===== DATA UNDER STUDY

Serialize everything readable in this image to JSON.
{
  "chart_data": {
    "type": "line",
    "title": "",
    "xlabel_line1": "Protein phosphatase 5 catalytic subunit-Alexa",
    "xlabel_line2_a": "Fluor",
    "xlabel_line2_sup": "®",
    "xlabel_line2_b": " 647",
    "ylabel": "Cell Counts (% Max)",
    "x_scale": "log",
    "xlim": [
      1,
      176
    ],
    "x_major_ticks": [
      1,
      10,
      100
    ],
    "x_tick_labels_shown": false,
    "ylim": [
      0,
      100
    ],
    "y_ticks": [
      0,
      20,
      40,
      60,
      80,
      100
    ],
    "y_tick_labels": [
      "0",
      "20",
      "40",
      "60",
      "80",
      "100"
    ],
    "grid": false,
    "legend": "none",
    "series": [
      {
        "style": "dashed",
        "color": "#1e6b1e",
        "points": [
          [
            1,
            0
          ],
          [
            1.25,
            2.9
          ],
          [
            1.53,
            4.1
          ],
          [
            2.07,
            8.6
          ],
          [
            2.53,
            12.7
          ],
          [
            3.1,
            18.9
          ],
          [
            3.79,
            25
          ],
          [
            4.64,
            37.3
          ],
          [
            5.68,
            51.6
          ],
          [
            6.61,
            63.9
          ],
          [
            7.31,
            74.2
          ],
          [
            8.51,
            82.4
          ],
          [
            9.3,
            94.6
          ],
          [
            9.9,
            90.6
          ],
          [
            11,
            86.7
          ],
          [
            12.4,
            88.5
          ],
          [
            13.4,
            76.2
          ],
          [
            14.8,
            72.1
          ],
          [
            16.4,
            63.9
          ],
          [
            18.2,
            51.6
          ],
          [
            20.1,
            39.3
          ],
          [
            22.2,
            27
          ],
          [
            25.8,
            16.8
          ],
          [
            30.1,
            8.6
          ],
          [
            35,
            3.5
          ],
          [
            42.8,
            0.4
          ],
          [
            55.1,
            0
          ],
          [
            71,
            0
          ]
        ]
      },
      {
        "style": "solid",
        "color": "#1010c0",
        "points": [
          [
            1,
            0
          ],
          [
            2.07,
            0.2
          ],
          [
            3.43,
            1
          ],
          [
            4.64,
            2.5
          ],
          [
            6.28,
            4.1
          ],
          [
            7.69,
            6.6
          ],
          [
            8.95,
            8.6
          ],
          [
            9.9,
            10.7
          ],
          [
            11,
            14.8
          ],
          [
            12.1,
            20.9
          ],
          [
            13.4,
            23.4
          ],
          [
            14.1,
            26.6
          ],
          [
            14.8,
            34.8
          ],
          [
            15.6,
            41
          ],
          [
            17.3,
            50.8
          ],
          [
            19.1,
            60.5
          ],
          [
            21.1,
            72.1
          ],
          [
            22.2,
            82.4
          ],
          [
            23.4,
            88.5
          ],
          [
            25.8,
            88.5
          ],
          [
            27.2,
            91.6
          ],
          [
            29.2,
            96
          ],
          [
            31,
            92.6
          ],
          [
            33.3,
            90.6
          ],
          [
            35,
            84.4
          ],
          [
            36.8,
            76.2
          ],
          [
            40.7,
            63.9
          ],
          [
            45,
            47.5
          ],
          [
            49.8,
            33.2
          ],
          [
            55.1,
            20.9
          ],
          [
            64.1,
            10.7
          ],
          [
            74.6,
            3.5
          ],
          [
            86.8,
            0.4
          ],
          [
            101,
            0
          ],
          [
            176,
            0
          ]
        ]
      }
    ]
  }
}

==========

§ WORK INSTRUCTIONS: Print the records once more, exactly as written.

§ RESULT OF THIS EXERCISE:
Serialize everything readable in this image to JSON.
{
  "chart_data": {
    "type": "line",
    "title": "",
    "xlabel_line1": "Protein phosphatase 5 catalytic subunit-Alexa",
    "xlabel_line2_a": "Fluor",
    "xlabel_line2_sup": "®",
    "xlabel_line2_b": " 647",
    "ylabel": "Cell Counts (% Max)",
    "x_scale": "log",
    "xlim": [
      1,
      176
    ],
    "x_major_ticks": [
      1,
      10,
      100
    ],
    "x_tick_labels_shown": false,
    "ylim": [
      0,
      100
    ],
    "y_ticks": [
      0,
      20,
      40,
      60,
      80,
      100
    ],
    "y_tick_labels": [
      "0",
      "20",
      "40",
      "60",
      "80",
      "100"
    ],
    "grid": false,
    "legend": "none",
    "series": [
      {
        "style": "dashed",
        "color": "#1e6b1e",
        "points": [
          [
            1,
            0
          ],
          [
            1.25,
            2.9
          ],
          [
            1.53,
            4.1
          ],
          [
            2.07,
            8.6
          ],
          [
            2.53,
            12.7
          ],
          [
            3.1,
            18.9
          ],
          [
            3.79,
            25
          ],
          [
            4.64,
            37.3
          ],
          [
            5.68,
            51.6
          ],
          [
            6.61,
            63.9
          ],
          [
            7.31,
            74.2
          ],
          [
            8.51,
            82.4
          ],
          [
            9.3,
            94.6
          ],
          [
            9.9,
            90.6
          ],
          [
            11,
            86.7
          ],
          [
            12.4,
            88.5
          ],
          [
            13.4,
            76.2
          ],
          [
            14.8,
            72.1
          ],
          [
            16.4,
            63.9
          ],
          [
            18.2,
            51.6
          ],
          [
            20.1,
            39.3
          ],
          [
            22.2,
            27
          ],
          [
            25.8,
            16.8
          ],
          [
            30.1,
            8.6
          ],
          [
            35,
            3.5
          ],
          [
            42.8,
            0.4
          ],
          [
            55.1,
            0
          ],
          [
            71,
            0
          ]
        ]
      },
      {
        "style": "solid",
        "color": "#1010c0",
        "points": [
          [
            1,
            0
          ],
          [
            2.07,
            0.2
          ],
          [
            3.43,
            1
          ],
          [
            4.64,
            2.5
          ],
          [
            6.28,
            4.1
          ],
          [
            7.69,
            6.6
          ],
          [
            8.95,
            8.6
          ],
          [
            9.9,
            10.7
          ],
          [
            11,
            14.8
          ],
          [
            12.1,
            20.9
          ],
          [
            13.4,
            23.4
          ],
          [
            14.1,
            26.6
          ],
          [
            14.8,
            34.8
          ],
          [
            15.6,
            41
          ],
          [
            17.3,
            50.8
          ],
          [
            19.1,
            60.5
          ],
          [
            21.1,
            72.1
          ],
          [
            22.2,
            82.4
          ],
          [
            23.4,
            88.5
          ],
          [
            25.8,
            88.5
          ],
          [
            27.2,
            91.6
          ],
          [
            29.2,
            96
          ],
          [
            31,
            92.6
          ],
          [
            33.3,
            90.6
          ],
          [
            35,
            84.4
          ],
          [
            36.8,
            76.2
          ],
          [
            40.7,
            63.9
          ],
          [
            45,
            47.5
          ],
          [
            49.8,
            33.2
          ],
          [
            55.1,
            20.9
          ],
          [
            64.1,
            10.7
          ],
          [
            74.6,
            3.5
          ],
          [
            86.8,
            0.4
          ],
          [
            101,
            0
          ],
          [
            176,
            0
          ]
        ]
      }
    ]
  }
}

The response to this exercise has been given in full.